§ **Problem to solve**: Return every line below in which "HErr" appears.

§ **Saved entries**:
════
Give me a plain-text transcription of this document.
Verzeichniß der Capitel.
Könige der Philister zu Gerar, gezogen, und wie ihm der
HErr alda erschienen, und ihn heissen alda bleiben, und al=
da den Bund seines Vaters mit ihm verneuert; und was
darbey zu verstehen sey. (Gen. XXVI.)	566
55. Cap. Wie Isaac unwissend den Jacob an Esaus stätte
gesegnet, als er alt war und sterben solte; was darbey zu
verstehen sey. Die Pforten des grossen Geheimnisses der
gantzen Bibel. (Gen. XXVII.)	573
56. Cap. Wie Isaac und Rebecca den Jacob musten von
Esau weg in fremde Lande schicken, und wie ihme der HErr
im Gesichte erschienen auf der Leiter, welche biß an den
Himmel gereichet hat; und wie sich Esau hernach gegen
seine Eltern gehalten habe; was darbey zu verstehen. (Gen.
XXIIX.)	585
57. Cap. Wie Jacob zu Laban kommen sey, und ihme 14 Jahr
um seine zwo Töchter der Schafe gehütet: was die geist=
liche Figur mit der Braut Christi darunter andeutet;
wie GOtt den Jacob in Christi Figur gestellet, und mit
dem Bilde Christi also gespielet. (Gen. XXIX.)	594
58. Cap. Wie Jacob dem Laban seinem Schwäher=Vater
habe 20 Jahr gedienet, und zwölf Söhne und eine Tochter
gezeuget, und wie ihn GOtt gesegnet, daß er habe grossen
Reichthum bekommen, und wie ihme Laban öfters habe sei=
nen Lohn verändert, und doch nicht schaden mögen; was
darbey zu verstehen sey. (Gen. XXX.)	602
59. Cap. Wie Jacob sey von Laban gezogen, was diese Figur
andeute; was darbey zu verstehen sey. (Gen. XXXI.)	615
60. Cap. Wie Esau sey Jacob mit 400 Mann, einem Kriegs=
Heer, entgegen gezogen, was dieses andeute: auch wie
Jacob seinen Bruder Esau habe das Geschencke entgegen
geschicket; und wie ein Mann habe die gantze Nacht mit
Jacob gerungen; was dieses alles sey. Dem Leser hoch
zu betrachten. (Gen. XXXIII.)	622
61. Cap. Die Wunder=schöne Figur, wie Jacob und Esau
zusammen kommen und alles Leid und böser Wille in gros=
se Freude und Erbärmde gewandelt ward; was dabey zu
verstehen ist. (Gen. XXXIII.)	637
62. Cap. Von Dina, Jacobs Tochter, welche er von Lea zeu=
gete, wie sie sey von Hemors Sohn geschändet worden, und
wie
════
§ **Complete response**:
HErr alda erschienen, und ihn heissen alda bleiben, und al=
Esau weg in fremde Lande schicken, und wie ihme der HErr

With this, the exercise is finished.